━━━ Record da elaborare ━━━
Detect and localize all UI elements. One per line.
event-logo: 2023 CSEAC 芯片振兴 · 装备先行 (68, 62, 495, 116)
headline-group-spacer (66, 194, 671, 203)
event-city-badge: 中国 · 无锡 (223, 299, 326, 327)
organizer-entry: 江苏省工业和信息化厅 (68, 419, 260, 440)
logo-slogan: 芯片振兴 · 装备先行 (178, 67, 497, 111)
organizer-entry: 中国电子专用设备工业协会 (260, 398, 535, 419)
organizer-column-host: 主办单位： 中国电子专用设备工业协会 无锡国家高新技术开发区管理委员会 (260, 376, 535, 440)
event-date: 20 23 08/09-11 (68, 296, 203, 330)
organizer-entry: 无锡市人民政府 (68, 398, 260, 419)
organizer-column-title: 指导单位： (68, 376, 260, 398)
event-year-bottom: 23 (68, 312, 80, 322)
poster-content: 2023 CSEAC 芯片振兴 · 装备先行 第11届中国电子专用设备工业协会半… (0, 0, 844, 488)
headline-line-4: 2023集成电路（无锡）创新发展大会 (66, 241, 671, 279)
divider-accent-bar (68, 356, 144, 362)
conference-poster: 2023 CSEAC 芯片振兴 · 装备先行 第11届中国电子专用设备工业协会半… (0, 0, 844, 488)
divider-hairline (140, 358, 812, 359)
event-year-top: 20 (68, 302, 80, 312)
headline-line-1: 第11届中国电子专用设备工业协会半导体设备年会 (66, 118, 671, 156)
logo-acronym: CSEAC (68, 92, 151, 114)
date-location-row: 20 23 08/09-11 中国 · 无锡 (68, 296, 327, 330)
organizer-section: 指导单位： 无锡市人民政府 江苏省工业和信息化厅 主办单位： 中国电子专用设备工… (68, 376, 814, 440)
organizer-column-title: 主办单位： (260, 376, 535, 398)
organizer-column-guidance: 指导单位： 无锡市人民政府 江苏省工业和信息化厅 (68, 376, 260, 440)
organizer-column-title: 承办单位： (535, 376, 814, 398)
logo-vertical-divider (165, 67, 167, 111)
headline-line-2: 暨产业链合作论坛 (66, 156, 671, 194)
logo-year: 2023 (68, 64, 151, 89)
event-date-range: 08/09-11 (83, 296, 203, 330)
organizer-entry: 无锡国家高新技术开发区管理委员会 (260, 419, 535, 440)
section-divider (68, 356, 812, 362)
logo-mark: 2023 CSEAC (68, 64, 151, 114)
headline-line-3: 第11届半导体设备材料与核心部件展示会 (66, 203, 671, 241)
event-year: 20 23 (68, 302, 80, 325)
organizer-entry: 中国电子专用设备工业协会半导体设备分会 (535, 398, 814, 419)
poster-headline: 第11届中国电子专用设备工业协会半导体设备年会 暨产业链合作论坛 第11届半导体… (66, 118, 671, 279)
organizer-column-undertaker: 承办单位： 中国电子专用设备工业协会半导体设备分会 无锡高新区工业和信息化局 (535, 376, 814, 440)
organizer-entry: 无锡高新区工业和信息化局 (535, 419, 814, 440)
━━━
- Compito assegnato: Ricopi fedelmente, senza alcuna modifica, tutte le righe dei record riportati sopra.

- Soluzione dell'esercizio:
Detect and localize all UI elements. One per line.
event-logo: 2023 CSEAC 芯片振兴 · 装备先行 (68, 62, 495, 116)
headline-group-spacer (66, 194, 671, 203)
event-city-badge: 中国 · 无锡 (223, 299, 326, 327)
organizer-entry: 江苏省工业和信息化厅 (68, 419, 260, 440)
logo-slogan: 芯片振兴 · 装备先行 (178, 67, 497, 111)
organizer-entry: 中国电子专用设备工业协会 (260, 398, 535, 419)
organizer-column-host: 主办单位： 中国电子专用设备工业协会 无锡国家高新技术开发区管理委员会 (260, 376, 535, 440)
event-date: 20 23 08/09-11 (68, 296, 203, 330)
organizer-entry: 无锡市人民政府 (68, 398, 260, 419)
organizer-column-title: 指导单位： (68, 376, 260, 398)
event-year-bottom: 23 (68, 312, 80, 322)
poster-content: 2023 CSEAC 芯片振兴 · 装备先行 第11届中国电子专用设备工业协会半… (0, 0, 844, 488)
headline-line-4: 2023集成电路（无锡）创新发展大会 (66, 241, 671, 279)
divider-accent-bar (68, 356, 144, 362)
conference-poster: 2023 CSEAC 芯片振兴 · 装备先行 第11届中国电子专用设备工业协会半… (0, 0, 844, 488)
divider-hairline (140, 358, 812, 359)
event-year-top: 20 (68, 302, 80, 312)
headline-line-1: 第11届中国电子专用设备工业协会半导体设备年会 (66, 118, 671, 156)
logo-acronym: CSEAC (68, 92, 151, 114)
date-location-row: 20 23 08/09-11 中国 · 无锡 (68, 296, 327, 330)
organizer-section: 指导单位： 无锡市人民政府 江苏省工业和信息化厅 主办单位： 中国电子专用设备工… (68, 376, 814, 440)
organizer-column-title: 主办单位： (260, 376, 535, 398)
organizer-column-guidance: 指导单位： 无锡市人民政府 江苏省工业和信息化厅 (68, 376, 260, 440)
organizer-column-title: 承办单位： (535, 376, 814, 398)
logo-vertical-divider (165, 67, 167, 111)
headline-line-2: 暨产业链合作论坛 (66, 156, 671, 194)
logo-year: 2023 (68, 64, 151, 89)
event-date-range: 08/09-11 (83, 296, 203, 330)
organizer-entry: 无锡国家高新技术开发区管理委员会 (260, 419, 535, 440)
section-divider (68, 356, 812, 362)
logo-mark: 2023 CSEAC (68, 64, 151, 114)
headline-line-3: 第11届半导体设备材料与核心部件展示会 (66, 203, 671, 241)
event-year: 20 23 (68, 302, 80, 325)
organizer-entry: 中国电子专用设备工业协会半导体设备分会 (535, 398, 814, 419)
poster-headline: 第11届中国电子专用设备工业协会半导体设备年会 暨产业链合作论坛 第11届半导体… (66, 118, 671, 279)
organizer-column-undertaker: 承办单位： 中国电子专用设备工业协会半导体设备分会 无锡高新区工业和信息化局 (535, 376, 814, 440)
organizer-entry: 无锡高新区工业和信息化局 (535, 419, 814, 440)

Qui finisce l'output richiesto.